• EXERCISE OBJECTIVE: Establish how many lines in the material include the string "color" and report it as a lone number.

(Dataset rows about figures)
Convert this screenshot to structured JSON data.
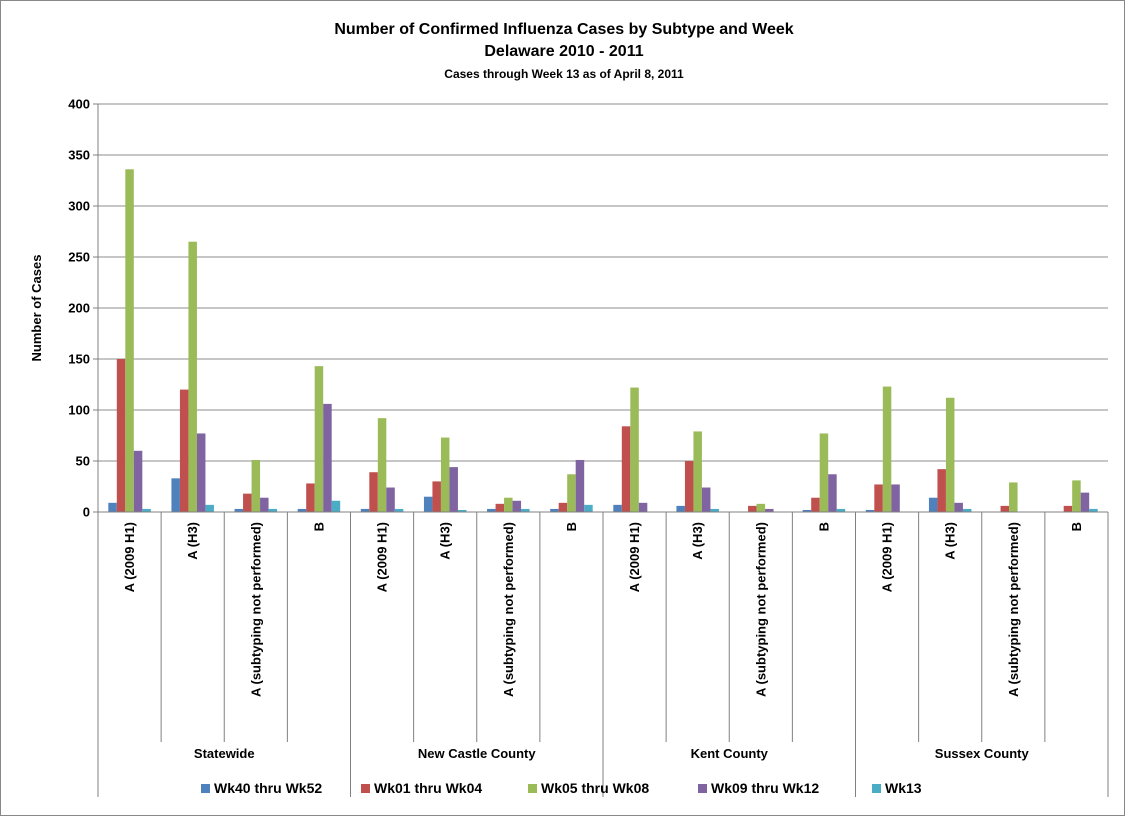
{
  "chart_data": {
    "type": "bar",
    "title": "Number of Confirmed Influenza Cases by Subtype and Week",
    "subtitle": "Delaware 2010 - 2011",
    "subtitle2": "Cases through Week 13 as of April 8, 2011",
    "ylabel": "Number of Cases",
    "xlabel": "",
    "ylim": [
      0,
      400
    ],
    "yticks": [
      "0",
      "50",
      "100",
      "150",
      "200",
      "250",
      "300",
      "350",
      "400"
    ],
    "grid": true,
    "legend_position": "bottom",
    "groups": [
      "Statewide",
      "New Castle County",
      "Kent County",
      "Sussex County"
    ],
    "subcategories": [
      "A (2009 H1)",
      "A (H3)",
      "A (subtyping not performed)",
      "B"
    ],
    "series": [
      {
        "name": "Wk40 thru Wk52",
        "color": "#4F81BD",
        "values": [
          9,
          33,
          3,
          3,
          3,
          15,
          3,
          3,
          7,
          6,
          0,
          2,
          2,
          14,
          0,
          0
        ]
      },
      {
        "name": "Wk01 thru Wk04",
        "color": "#C0504D",
        "values": [
          150,
          120,
          18,
          28,
          39,
          30,
          8,
          9,
          84,
          50,
          6,
          14,
          27,
          42,
          6,
          6
        ]
      },
      {
        "name": "Wk05 thru Wk08",
        "color": "#9BBB59",
        "values": [
          336,
          265,
          51,
          143,
          92,
          73,
          14,
          37,
          122,
          79,
          8,
          77,
          123,
          112,
          29,
          31
        ]
      },
      {
        "name": "Wk09 thru Wk12",
        "color": "#8064A2",
        "values": [
          60,
          77,
          14,
          106,
          24,
          44,
          11,
          51,
          9,
          24,
          3,
          37,
          27,
          9,
          0,
          19
        ]
      },
      {
        "name": "Wk13",
        "color": "#4BACC6",
        "values": [
          3,
          7,
          3,
          11,
          3,
          2,
          3,
          7,
          0,
          3,
          0,
          3,
          0,
          3,
          0,
          3
        ]
      }
    ]
  }
}
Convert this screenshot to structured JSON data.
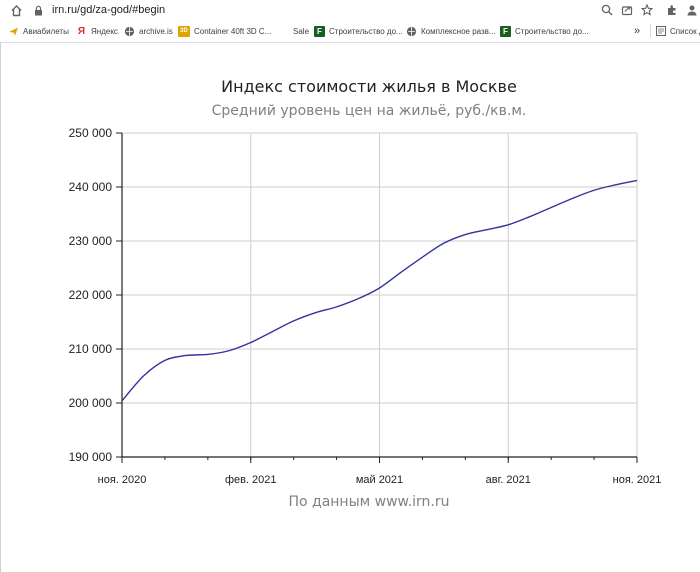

• SOLUTION FOR THIS PROBLEM: 5